TASK DIRECTIONS:
Return every line below as is, leaving out the pictures.

▶

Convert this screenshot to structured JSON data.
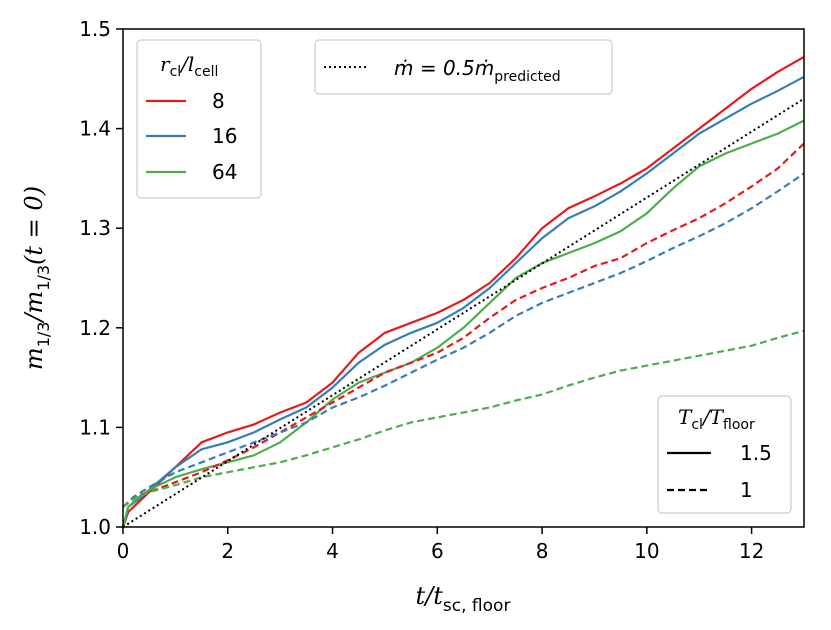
{
  "chart_data": {
    "type": "line",
    "xlabel": "t/t_sc,floor",
    "ylabel": "m_1/3/m_1/3(t=0)",
    "xlim": [
      0,
      13
    ],
    "ylim": [
      1.0,
      1.5
    ],
    "xticks": [
      0,
      2,
      4,
      6,
      8,
      10,
      12
    ],
    "xtick_labels": [
      "0",
      "2",
      "4",
      "6",
      "8",
      "10",
      "12"
    ],
    "yticks": [
      1.0,
      1.1,
      1.2,
      1.3,
      1.4,
      1.5
    ],
    "ytick_labels": [
      "1.0",
      "1.1",
      "1.2",
      "1.3",
      "1.4",
      "1.5"
    ],
    "colors": {
      "r8": "#e41a1c",
      "r16": "#377eb8",
      "r64": "#4daf4a",
      "ref": "#000000"
    },
    "legend_resolution": {
      "title_main": "r",
      "title_sub1": "cl",
      "title_sep": "/l",
      "title_sub2": "cell",
      "entries": [
        {
          "label": "8",
          "color": "#e41a1c"
        },
        {
          "label": "16",
          "color": "#377eb8"
        },
        {
          "label": "64",
          "color": "#4daf4a"
        }
      ]
    },
    "legend_reference": {
      "lhs": "ṁ = 0.5ṁ",
      "sub": "predicted"
    },
    "legend_temperature": {
      "title_main": "T",
      "title_sub1": "cl",
      "title_sep": "/T",
      "title_sub2": "floor",
      "entries": [
        {
          "label": "1.5",
          "style": "solid"
        },
        {
          "label": "1",
          "style": "dashed"
        }
      ]
    },
    "series": [
      {
        "name": "r8 T1.5",
        "color": "#e41a1c",
        "style": "solid",
        "x": [
          0,
          0.1,
          0.3,
          0.6,
          1.0,
          1.5,
          2.0,
          2.5,
          3.0,
          3.5,
          4.0,
          4.5,
          5.0,
          5.5,
          6.0,
          6.5,
          7.0,
          7.5,
          8.0,
          8.5,
          9.0,
          9.5,
          10.0,
          10.5,
          11.0,
          11.5,
          12.0,
          12.5,
          13.0
        ],
        "y": [
          1.0,
          1.015,
          1.025,
          1.04,
          1.06,
          1.085,
          1.095,
          1.103,
          1.115,
          1.125,
          1.145,
          1.175,
          1.195,
          1.205,
          1.215,
          1.228,
          1.245,
          1.27,
          1.3,
          1.32,
          1.332,
          1.345,
          1.36,
          1.38,
          1.4,
          1.42,
          1.44,
          1.457,
          1.472
        ]
      },
      {
        "name": "r16 T1.5",
        "color": "#377eb8",
        "style": "solid",
        "x": [
          0,
          0.1,
          0.3,
          0.6,
          1.0,
          1.5,
          2.0,
          2.5,
          3.0,
          3.5,
          4.0,
          4.5,
          5.0,
          5.5,
          6.0,
          6.5,
          7.0,
          7.5,
          8.0,
          8.5,
          9.0,
          9.5,
          10.0,
          10.5,
          11.0,
          11.5,
          12.0,
          12.5,
          13.0
        ],
        "y": [
          1.0,
          1.02,
          1.028,
          1.042,
          1.06,
          1.078,
          1.085,
          1.095,
          1.108,
          1.12,
          1.14,
          1.165,
          1.183,
          1.195,
          1.205,
          1.22,
          1.24,
          1.265,
          1.29,
          1.31,
          1.322,
          1.337,
          1.355,
          1.375,
          1.395,
          1.41,
          1.425,
          1.438,
          1.452
        ]
      },
      {
        "name": "r64 T1.5",
        "color": "#4daf4a",
        "style": "solid",
        "x": [
          0,
          0.1,
          0.3,
          0.6,
          1.0,
          1.5,
          2.0,
          2.5,
          3.0,
          3.5,
          4.0,
          4.5,
          5.0,
          5.5,
          6.0,
          6.5,
          7.0,
          7.5,
          8.0,
          8.5,
          9.0,
          9.5,
          10.0,
          10.5,
          11.0,
          11.5,
          12.0,
          12.5,
          13.0
        ],
        "y": [
          1.0,
          1.02,
          1.03,
          1.04,
          1.05,
          1.058,
          1.065,
          1.072,
          1.085,
          1.105,
          1.128,
          1.145,
          1.155,
          1.165,
          1.18,
          1.2,
          1.225,
          1.25,
          1.265,
          1.275,
          1.285,
          1.297,
          1.315,
          1.34,
          1.362,
          1.375,
          1.385,
          1.395,
          1.408
        ]
      },
      {
        "name": "r8 T1",
        "color": "#e41a1c",
        "style": "dashed",
        "x": [
          0,
          0.2,
          0.5,
          1.0,
          1.5,
          2.0,
          2.5,
          3.0,
          3.5,
          4.0,
          4.5,
          5.0,
          5.5,
          6.0,
          6.5,
          7.0,
          7.5,
          8.0,
          8.5,
          9.0,
          9.5,
          10.0,
          10.5,
          11.0,
          11.5,
          12.0,
          12.5,
          13.0
        ],
        "y": [
          1.02,
          1.03,
          1.035,
          1.045,
          1.055,
          1.067,
          1.08,
          1.095,
          1.11,
          1.125,
          1.14,
          1.155,
          1.165,
          1.175,
          1.19,
          1.21,
          1.228,
          1.24,
          1.25,
          1.262,
          1.27,
          1.285,
          1.298,
          1.31,
          1.325,
          1.342,
          1.36,
          1.385
        ]
      },
      {
        "name": "r16 T1",
        "color": "#377eb8",
        "style": "dashed",
        "x": [
          0,
          0.2,
          0.5,
          1.0,
          1.5,
          2.0,
          2.5,
          3.0,
          3.5,
          4.0,
          4.5,
          5.0,
          5.5,
          6.0,
          6.5,
          7.0,
          7.5,
          8.0,
          8.5,
          9.0,
          9.5,
          10.0,
          10.5,
          11.0,
          11.5,
          12.0,
          12.5,
          13.0
        ],
        "y": [
          1.02,
          1.03,
          1.04,
          1.055,
          1.065,
          1.075,
          1.085,
          1.095,
          1.105,
          1.12,
          1.13,
          1.142,
          1.155,
          1.168,
          1.18,
          1.195,
          1.212,
          1.225,
          1.235,
          1.245,
          1.255,
          1.267,
          1.28,
          1.292,
          1.305,
          1.32,
          1.337,
          1.355
        ]
      },
      {
        "name": "r64 T1",
        "color": "#4daf4a",
        "style": "dashed",
        "x": [
          0,
          0.2,
          0.5,
          1.0,
          1.5,
          2.0,
          2.5,
          3.0,
          3.5,
          4.0,
          4.5,
          5.0,
          5.5,
          6.0,
          6.5,
          7.0,
          7.5,
          8.0,
          8.5,
          9.0,
          9.5,
          10.0,
          10.5,
          11.0,
          11.5,
          12.0,
          12.5,
          13.0
        ],
        "y": [
          1.02,
          1.028,
          1.035,
          1.042,
          1.05,
          1.055,
          1.06,
          1.065,
          1.072,
          1.08,
          1.088,
          1.097,
          1.105,
          1.11,
          1.115,
          1.12,
          1.127,
          1.133,
          1.142,
          1.15,
          1.157,
          1.162,
          1.167,
          1.172,
          1.177,
          1.182,
          1.19,
          1.197
        ]
      },
      {
        "name": "0.5 predicted",
        "color": "#000000",
        "style": "dotted",
        "x": [
          0,
          13
        ],
        "y": [
          1.0,
          1.43
        ]
      }
    ]
  }
}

◀

EXERCISE OUTPUT:
Convert this screenshot to structured JSON data.
{
  "chart_data": {
    "type": "line",
    "xlabel": "t/t_sc,floor",
    "ylabel": "m_1/3/m_1/3(t=0)",
    "xlim": [
      0,
      13
    ],
    "ylim": [
      1.0,
      1.5
    ],
    "xticks": [
      0,
      2,
      4,
      6,
      8,
      10,
      12
    ],
    "xtick_labels": [
      "0",
      "2",
      "4",
      "6",
      "8",
      "10",
      "12"
    ],
    "yticks": [
      1.0,
      1.1,
      1.2,
      1.3,
      1.4,
      1.5
    ],
    "ytick_labels": [
      "1.0",
      "1.1",
      "1.2",
      "1.3",
      "1.4",
      "1.5"
    ],
    "colors": {
      "r8": "#e41a1c",
      "r16": "#377eb8",
      "r64": "#4daf4a",
      "ref": "#000000"
    },
    "legend_resolution": {
      "title_main": "r",
      "title_sub1": "cl",
      "title_sep": "/l",
      "title_sub2": "cell",
      "entries": [
        {
          "label": "8",
          "color": "#e41a1c"
        },
        {
          "label": "16",
          "color": "#377eb8"
        },
        {
          "label": "64",
          "color": "#4daf4a"
        }
      ]
    },
    "legend_reference": {
      "lhs": "ṁ = 0.5ṁ",
      "sub": "predicted"
    },
    "legend_temperature": {
      "title_main": "T",
      "title_sub1": "cl",
      "title_sep": "/T",
      "title_sub2": "floor",
      "entries": [
        {
          "label": "1.5",
          "style": "solid"
        },
        {
          "label": "1",
          "style": "dashed"
        }
      ]
    },
    "series": [
      {
        "name": "r8 T1.5",
        "color": "#e41a1c",
        "style": "solid",
        "x": [
          0,
          0.1,
          0.3,
          0.6,
          1.0,
          1.5,
          2.0,
          2.5,
          3.0,
          3.5,
          4.0,
          4.5,
          5.0,
          5.5,
          6.0,
          6.5,
          7.0,
          7.5,
          8.0,
          8.5,
          9.0,
          9.5,
          10.0,
          10.5,
          11.0,
          11.5,
          12.0,
          12.5,
          13.0
        ],
        "y": [
          1.0,
          1.015,
          1.025,
          1.04,
          1.06,
          1.085,
          1.095,
          1.103,
          1.115,
          1.125,
          1.145,
          1.175,
          1.195,
          1.205,
          1.215,
          1.228,
          1.245,
          1.27,
          1.3,
          1.32,
          1.332,
          1.345,
          1.36,
          1.38,
          1.4,
          1.42,
          1.44,
          1.457,
          1.472
        ]
      },
      {
        "name": "r16 T1.5",
        "color": "#377eb8",
        "style": "solid",
        "x": [
          0,
          0.1,
          0.3,
          0.6,
          1.0,
          1.5,
          2.0,
          2.5,
          3.0,
          3.5,
          4.0,
          4.5,
          5.0,
          5.5,
          6.0,
          6.5,
          7.0,
          7.5,
          8.0,
          8.5,
          9.0,
          9.5,
          10.0,
          10.5,
          11.0,
          11.5,
          12.0,
          12.5,
          13.0
        ],
        "y": [
          1.0,
          1.02,
          1.028,
          1.042,
          1.06,
          1.078,
          1.085,
          1.095,
          1.108,
          1.12,
          1.14,
          1.165,
          1.183,
          1.195,
          1.205,
          1.22,
          1.24,
          1.265,
          1.29,
          1.31,
          1.322,
          1.337,
          1.355,
          1.375,
          1.395,
          1.41,
          1.425,
          1.438,
          1.452
        ]
      },
      {
        "name": "r64 T1.5",
        "color": "#4daf4a",
        "style": "solid",
        "x": [
          0,
          0.1,
          0.3,
          0.6,
          1.0,
          1.5,
          2.0,
          2.5,
          3.0,
          3.5,
          4.0,
          4.5,
          5.0,
          5.5,
          6.0,
          6.5,
          7.0,
          7.5,
          8.0,
          8.5,
          9.0,
          9.5,
          10.0,
          10.5,
          11.0,
          11.5,
          12.0,
          12.5,
          13.0
        ],
        "y": [
          1.0,
          1.02,
          1.03,
          1.04,
          1.05,
          1.058,
          1.065,
          1.072,
          1.085,
          1.105,
          1.128,
          1.145,
          1.155,
          1.165,
          1.18,
          1.2,
          1.225,
          1.25,
          1.265,
          1.275,
          1.285,
          1.297,
          1.315,
          1.34,
          1.362,
          1.375,
          1.385,
          1.395,
          1.408
        ]
      },
      {
        "name": "r8 T1",
        "color": "#e41a1c",
        "style": "dashed",
        "x": [
          0,
          0.2,
          0.5,
          1.0,
          1.5,
          2.0,
          2.5,
          3.0,
          3.5,
          4.0,
          4.5,
          5.0,
          5.5,
          6.0,
          6.5,
          7.0,
          7.5,
          8.0,
          8.5,
          9.0,
          9.5,
          10.0,
          10.5,
          11.0,
          11.5,
          12.0,
          12.5,
          13.0
        ],
        "y": [
          1.02,
          1.03,
          1.035,
          1.045,
          1.055,
          1.067,
          1.08,
          1.095,
          1.11,
          1.125,
          1.14,
          1.155,
          1.165,
          1.175,
          1.19,
          1.21,
          1.228,
          1.24,
          1.25,
          1.262,
          1.27,
          1.285,
          1.298,
          1.31,
          1.325,
          1.342,
          1.36,
          1.385
        ]
      },
      {
        "name": "r16 T1",
        "color": "#377eb8",
        "style": "dashed",
        "x": [
          0,
          0.2,
          0.5,
          1.0,
          1.5,
          2.0,
          2.5,
          3.0,
          3.5,
          4.0,
          4.5,
          5.0,
          5.5,
          6.0,
          6.5,
          7.0,
          7.5,
          8.0,
          8.5,
          9.0,
          9.5,
          10.0,
          10.5,
          11.0,
          11.5,
          12.0,
          12.5,
          13.0
        ],
        "y": [
          1.02,
          1.03,
          1.04,
          1.055,
          1.065,
          1.075,
          1.085,
          1.095,
          1.105,
          1.12,
          1.13,
          1.142,
          1.155,
          1.168,
          1.18,
          1.195,
          1.212,
          1.225,
          1.235,
          1.245,
          1.255,
          1.267,
          1.28,
          1.292,
          1.305,
          1.32,
          1.337,
          1.355
        ]
      },
      {
        "name": "r64 T1",
        "color": "#4daf4a",
        "style": "dashed",
        "x": [
          0,
          0.2,
          0.5,
          1.0,
          1.5,
          2.0,
          2.5,
          3.0,
          3.5,
          4.0,
          4.5,
          5.0,
          5.5,
          6.0,
          6.5,
          7.0,
          7.5,
          8.0,
          8.5,
          9.0,
          9.5,
          10.0,
          10.5,
          11.0,
          11.5,
          12.0,
          12.5,
          13.0
        ],
        "y": [
          1.02,
          1.028,
          1.035,
          1.042,
          1.05,
          1.055,
          1.06,
          1.065,
          1.072,
          1.08,
          1.088,
          1.097,
          1.105,
          1.11,
          1.115,
          1.12,
          1.127,
          1.133,
          1.142,
          1.15,
          1.157,
          1.162,
          1.167,
          1.172,
          1.177,
          1.182,
          1.19,
          1.197
        ]
      },
      {
        "name": "0.5 predicted",
        "color": "#000000",
        "style": "dotted",
        "x": [
          0,
          13
        ],
        "y": [
          1.0,
          1.43
        ]
      }
    ]
  }
}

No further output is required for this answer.